_What the exercise asks_
Copy out every record below exactly as written, but leave out any pictures.

####################

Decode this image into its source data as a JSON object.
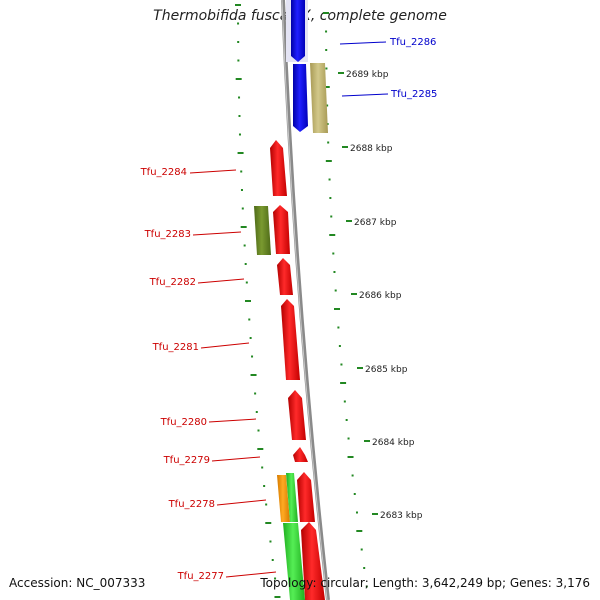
{
  "title": "Thermobifida fusca YX, complete genome",
  "accession": "Accession: NC_007333",
  "stats": "Topology: circular; Length: 3,642,249 bp; Genes: 3,176",
  "colors": {
    "forward_cds": "#ff0000",
    "reverse_cds": "#0000ff",
    "rna_khaki": "#c8be78",
    "olive": "#6e8c28",
    "green": "#33dd33",
    "orange": "#ff9900",
    "tick_green": "#228822",
    "backbone": "#888888",
    "label_red": "#cc0000",
    "label_blue": "#0000cc"
  },
  "ruler_labels": [
    {
      "text": "2689 kbp"
    },
    {
      "text": "2688 kbp"
    },
    {
      "text": "2687 kbp"
    },
    {
      "text": "2686 kbp"
    },
    {
      "text": "2685 kbp"
    },
    {
      "text": "2684 kbp"
    },
    {
      "text": "2683 kbp"
    }
  ],
  "gene_labels": [
    {
      "text": "Tfu_2286",
      "color": "blue"
    },
    {
      "text": "Tfu_2285",
      "color": "blue"
    },
    {
      "text": "Tfu_2284",
      "color": "red"
    },
    {
      "text": "Tfu_2283",
      "color": "red"
    },
    {
      "text": "Tfu_2282",
      "color": "red"
    },
    {
      "text": "Tfu_2281",
      "color": "red"
    },
    {
      "text": "Tfu_2280",
      "color": "red"
    },
    {
      "text": "Tfu_2279",
      "color": "red"
    },
    {
      "text": "Tfu_2278",
      "color": "red"
    },
    {
      "text": "Tfu_2277",
      "color": "red"
    }
  ]
}
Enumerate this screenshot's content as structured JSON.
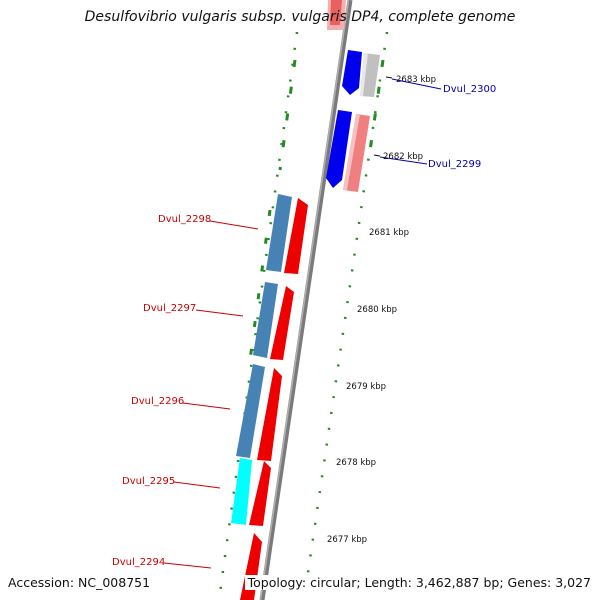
{
  "title": "Desulfovibrio vulgaris subsp. vulgaris DP4, complete genome",
  "footer": {
    "accession": "Accession: NC_008751",
    "summary": "Topology: circular; Length: 3,462,887 bp; Genes: 3,027"
  },
  "colors": {
    "forward_cds": "#ff0000",
    "forward_cds_light": "#f08080",
    "reverse_cds": "#0000ff",
    "reverse_cds_light": "#c0c0c0",
    "orf_blue": "#4682b4",
    "orf_cyan": "#00ffff",
    "backbone": "#808080",
    "gc_dots": "#228b22",
    "forward_label": "#cc0000",
    "reverse_label": "#0000aa"
  },
  "scale_ticks": [
    "2683 kbp",
    "2682 kbp",
    "2681 kbp",
    "2680 kbp",
    "2679 kbp",
    "2678 kbp",
    "2677 kbp"
  ],
  "genes": [
    {
      "name": "Dvul_2300",
      "strand": "reverse"
    },
    {
      "name": "Dvul_2299",
      "strand": "reverse"
    },
    {
      "name": "Dvul_2298",
      "strand": "forward"
    },
    {
      "name": "Dvul_2297",
      "strand": "forward"
    },
    {
      "name": "Dvul_2296",
      "strand": "forward"
    },
    {
      "name": "Dvul_2295",
      "strand": "forward"
    },
    {
      "name": "Dvul_2294",
      "strand": "forward"
    }
  ]
}
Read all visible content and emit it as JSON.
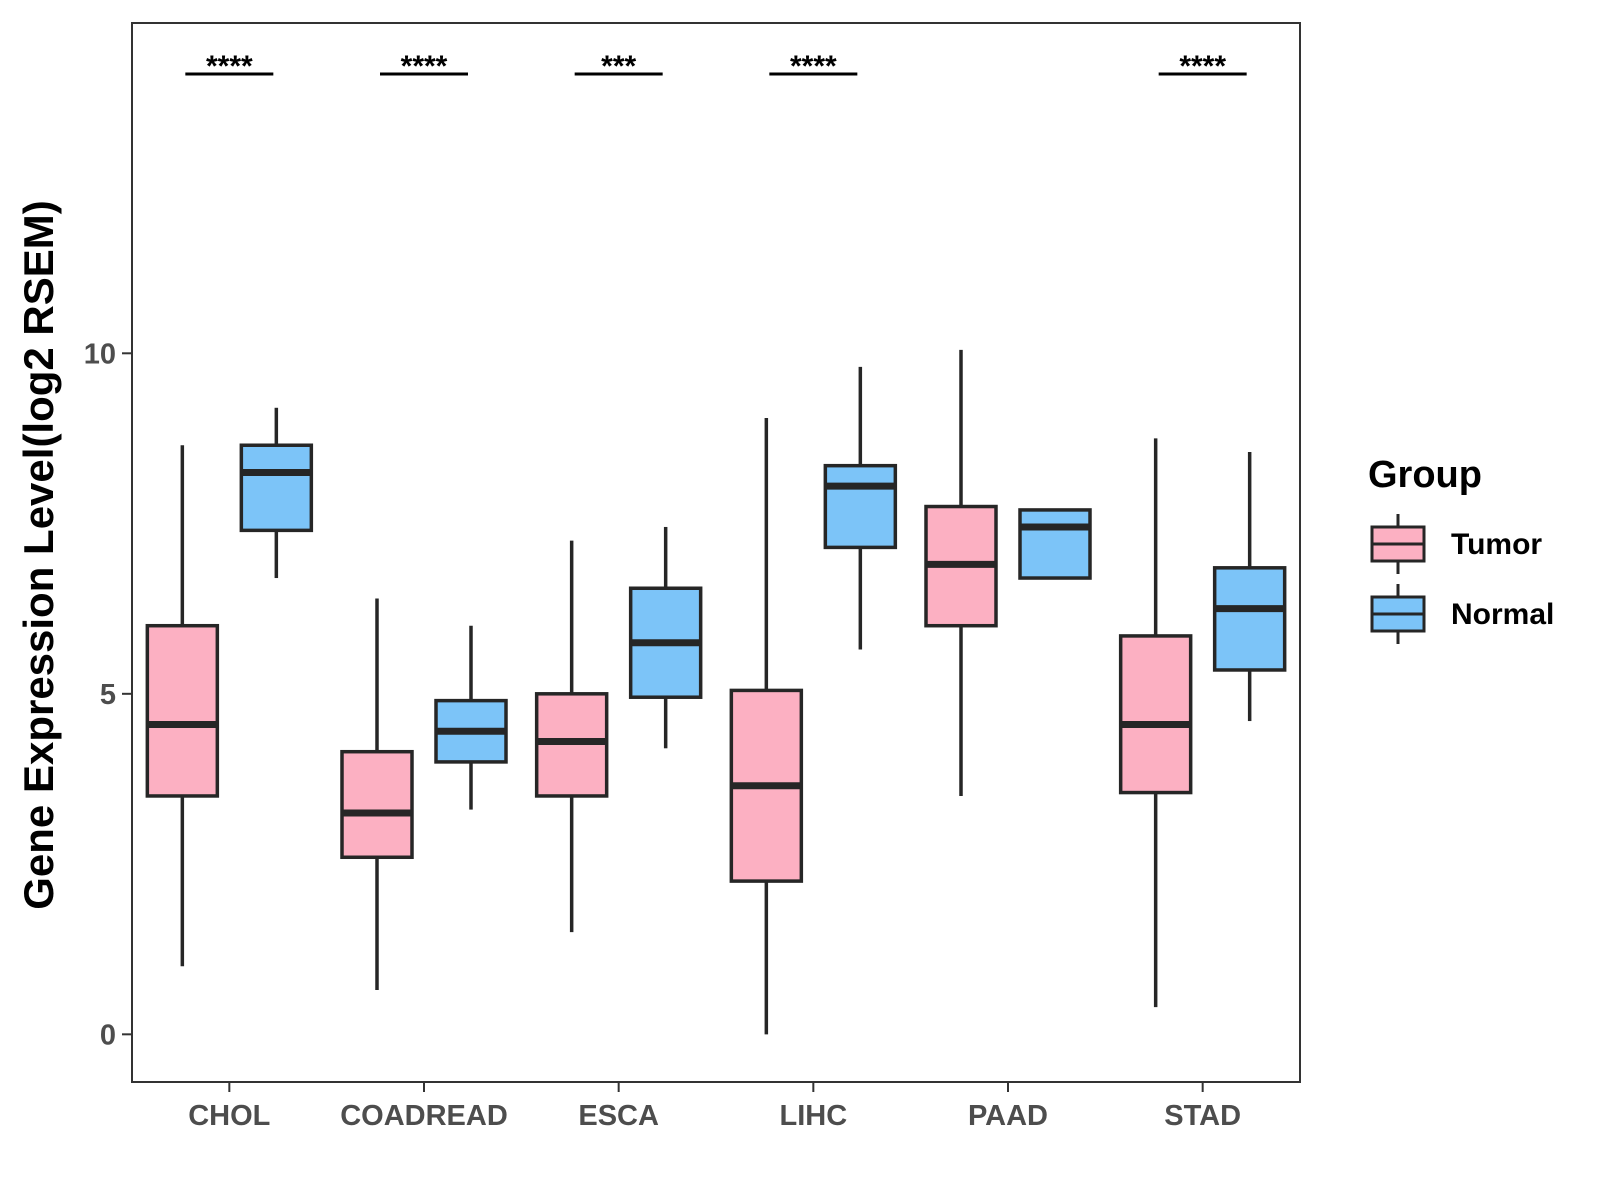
{
  "chart_data": {
    "type": "boxplot",
    "title": "",
    "xlabel": "",
    "ylabel": "Gene Expression Level(log2 RSEM)",
    "ylim": [
      -0.7,
      14.85
    ],
    "yticks": [
      0,
      5,
      10
    ],
    "categories": [
      "CHOL",
      "COADREAD",
      "ESCA",
      "LIHC",
      "PAAD",
      "STAD"
    ],
    "legend": {
      "title": "Group",
      "position": "right",
      "items": [
        {
          "label": "Tumor",
          "color": "#FCB0C2"
        },
        {
          "label": "Normal",
          "color": "#7CC4F8"
        }
      ]
    },
    "series": [
      {
        "name": "Tumor",
        "color": "#FCB0C2",
        "boxes": [
          {
            "category": "CHOL",
            "whisker_low": 1.0,
            "q1": 3.5,
            "median": 4.55,
            "q3": 6.0,
            "whisker_high": 8.65
          },
          {
            "category": "COADREAD",
            "whisker_low": 0.65,
            "q1": 2.6,
            "median": 3.25,
            "q3": 4.15,
            "whisker_high": 6.4
          },
          {
            "category": "ESCA",
            "whisker_low": 1.5,
            "q1": 3.5,
            "median": 4.3,
            "q3": 5.0,
            "whisker_high": 7.25
          },
          {
            "category": "LIHC",
            "whisker_low": 0.0,
            "q1": 2.25,
            "median": 3.65,
            "q3": 5.05,
            "whisker_high": 9.05
          },
          {
            "category": "PAAD",
            "whisker_low": 3.5,
            "q1": 6.0,
            "median": 6.9,
            "q3": 7.75,
            "whisker_high": 10.05
          },
          {
            "category": "STAD",
            "whisker_low": 0.4,
            "q1": 3.55,
            "median": 4.55,
            "q3": 5.85,
            "whisker_high": 8.75
          }
        ]
      },
      {
        "name": "Normal",
        "color": "#7CC4F8",
        "boxes": [
          {
            "category": "CHOL",
            "whisker_low": 6.7,
            "q1": 7.4,
            "median": 8.25,
            "q3": 8.65,
            "whisker_high": 9.2
          },
          {
            "category": "COADREAD",
            "whisker_low": 3.3,
            "q1": 4.0,
            "median": 4.45,
            "q3": 4.9,
            "whisker_high": 6.0
          },
          {
            "category": "ESCA",
            "whisker_low": 4.2,
            "q1": 4.95,
            "median": 5.75,
            "q3": 6.55,
            "whisker_high": 7.45
          },
          {
            "category": "LIHC",
            "whisker_low": 5.65,
            "q1": 7.15,
            "median": 8.05,
            "q3": 8.35,
            "whisker_high": 9.8
          },
          {
            "category": "PAAD",
            "whisker_low": 6.7,
            "q1": 6.7,
            "median": 7.45,
            "q3": 7.7,
            "whisker_high": 7.7
          },
          {
            "category": "STAD",
            "whisker_low": 4.6,
            "q1": 5.35,
            "median": 6.25,
            "q3": 6.85,
            "whisker_high": 8.55
          }
        ]
      }
    ],
    "significance": [
      {
        "category": "CHOL",
        "label": "****"
      },
      {
        "category": "COADREAD",
        "label": "****"
      },
      {
        "category": "ESCA",
        "label": "***"
      },
      {
        "category": "LIHC",
        "label": "****"
      },
      {
        "category": "STAD",
        "label": "****"
      }
    ]
  }
}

####################

_Exercise answer_
Decode this image into its source data as a JSON object.
{
  "title": "Thermobifida fusca YX, complete genome",
  "accession": "Accession: NC_007333",
  "stats": "Topology: circular; Length: 3,642,249 bp; Genes: 3,176",
  "colors": {
    "forward_cds": "#ff0000",
    "reverse_cds": "#0000ff",
    "rna_khaki": "#c8be78",
    "olive": "#6e8c28",
    "green": "#33dd33",
    "orange": "#ff9900",
    "tick_green": "#228822",
    "backbone": "#888888",
    "label_red": "#cc0000",
    "label_blue": "#0000cc"
  },
  "ruler_labels": [
    {
      "text": "2689 kbp"
    },
    {
      "text": "2688 kbp"
    },
    {
      "text": "2687 kbp"
    },
    {
      "text": "2686 kbp"
    },
    {
      "text": "2685 kbp"
    },
    {
      "text": "2684 kbp"
    },
    {
      "text": "2683 kbp"
    }
  ],
  "gene_labels": [
    {
      "text": "Tfu_2286",
      "color": "blue"
    },
    {
      "text": "Tfu_2285",
      "color": "blue"
    },
    {
      "text": "Tfu_2284",
      "color": "red"
    },
    {
      "text": "Tfu_2283",
      "color": "red"
    },
    {
      "text": "Tfu_2282",
      "color": "red"
    },
    {
      "text": "Tfu_2281",
      "color": "red"
    },
    {
      "text": "Tfu_2280",
      "color": "red"
    },
    {
      "text": "Tfu_2279",
      "color": "red"
    },
    {
      "text": "Tfu_2278",
      "color": "red"
    },
    {
      "text": "Tfu_2277",
      "color": "red"
    }
  ]
}
Enumerate this screenshot's content as structured JSON.
{
  "title": "Desulfovibrio vulgaris subsp. vulgaris DP4, complete genome",
  "footer": {
    "accession": "Accession: NC_008751",
    "summary": "Topology: circular; Length: 3,462,887 bp; Genes: 3,027"
  },
  "colors": {
    "forward_cds": "#ff0000",
    "forward_cds_light": "#f08080",
    "reverse_cds": "#0000ff",
    "reverse_cds_light": "#c0c0c0",
    "orf_blue": "#4682b4",
    "orf_cyan": "#00ffff",
    "backbone": "#808080",
    "gc_dots": "#228b22",
    "forward_label": "#cc0000",
    "reverse_label": "#0000aa"
  },
  "scale_ticks": [
    "2683 kbp",
    "2682 kbp",
    "2681 kbp",
    "2680 kbp",
    "2679 kbp",
    "2678 kbp",
    "2677 kbp"
  ],
  "genes": [
    {
      "name": "Dvul_2300",
      "strand": "reverse"
    },
    {
      "name": "Dvul_2299",
      "strand": "reverse"
    },
    {
      "name": "Dvul_2298",
      "strand": "forward"
    },
    {
      "name": "Dvul_2297",
      "strand": "forward"
    },
    {
      "name": "Dvul_2296",
      "strand": "forward"
    },
    {
      "name": "Dvul_2295",
      "strand": "forward"
    },
    {
      "name": "Dvul_2294",
      "strand": "forward"
    }
  ]
}
Read all visible content and emit it as JSON.
{
  "chart_data": {
    "type": "boxplot",
    "title": "",
    "xlabel": "",
    "ylabel": "Gene Expression Level(log2 RSEM)",
    "ylim": [
      -0.7,
      14.85
    ],
    "yticks": [
      0,
      5,
      10
    ],
    "categories": [
      "CHOL",
      "COADREAD",
      "ESCA",
      "LIHC",
      "PAAD",
      "STAD"
    ],
    "legend": {
      "title": "Group",
      "position": "right",
      "items": [
        {
          "label": "Tumor",
          "color": "#FCB0C2"
        },
        {
          "label": "Normal",
          "color": "#7CC4F8"
        }
      ]
    },
    "series": [
      {
        "name": "Tumor",
        "color": "#FCB0C2",
        "boxes": [
          {
            "category": "CHOL",
            "whisker_low": 1.0,
            "q1": 3.5,
            "median": 4.55,
            "q3": 6.0,
            "whisker_high": 8.65
          },
          {
            "category": "COADREAD",
            "whisker_low": 0.65,
            "q1": 2.6,
            "median": 3.25,
            "q3": 4.15,
            "whisker_high": 6.4
          },
          {
            "category": "ESCA",
            "whisker_low": 1.5,
            "q1": 3.5,
            "median": 4.3,
            "q3": 5.0,
            "whisker_high": 7.25
          },
          {
            "category": "LIHC",
            "whisker_low": 0.0,
            "q1": 2.25,
            "median": 3.65,
            "q3": 5.05,
            "whisker_high": 9.05
          },
          {
            "category": "PAAD",
            "whisker_low": 3.5,
            "q1": 6.0,
            "median": 6.9,
            "q3": 7.75,
            "whisker_high": 10.05
          },
          {
            "category": "STAD",
            "whisker_low": 0.4,
            "q1": 3.55,
            "median": 4.55,
            "q3": 5.85,
            "whisker_high": 8.75
          }
        ]
      },
      {
        "name": "Normal",
        "color": "#7CC4F8",
        "boxes": [
          {
            "category": "CHOL",
            "whisker_low": 6.7,
            "q1": 7.4,
            "median": 8.25,
            "q3": 8.65,
            "whisker_high": 9.2
          },
          {
            "category": "COADREAD",
            "whisker_low": 3.3,
            "q1": 4.0,
            "median": 4.45,
            "q3": 4.9,
            "whisker_high": 6.0
          },
          {
            "category": "ESCA",
            "whisker_low": 4.2,
            "q1": 4.95,
            "median": 5.75,
            "q3": 6.55,
            "whisker_high": 7.45
          },
          {
            "category": "LIHC",
            "whisker_low": 5.65,
            "q1": 7.15,
            "median": 8.05,
            "q3": 8.35,
            "whisker_high": 9.8
          },
          {
            "category": "PAAD",
            "whisker_low": 6.7,
            "q1": 6.7,
            "median": 7.45,
            "q3": 7.7,
            "whisker_high": 7.7
          },
          {
            "category": "STAD",
            "whisker_low": 4.6,
            "q1": 5.35,
            "median": 6.25,
            "q3": 6.85,
            "whisker_high": 8.55
          }
        ]
      }
    ],
    "significance": [
      {
        "category": "CHOL",
        "label": "****"
      },
      {
        "category": "COADREAD",
        "label": "****"
      },
      {
        "category": "ESCA",
        "label": "***"
      },
      {
        "category": "LIHC",
        "label": "****"
      },
      {
        "category": "STAD",
        "label": "****"
      }
    ]
  }
}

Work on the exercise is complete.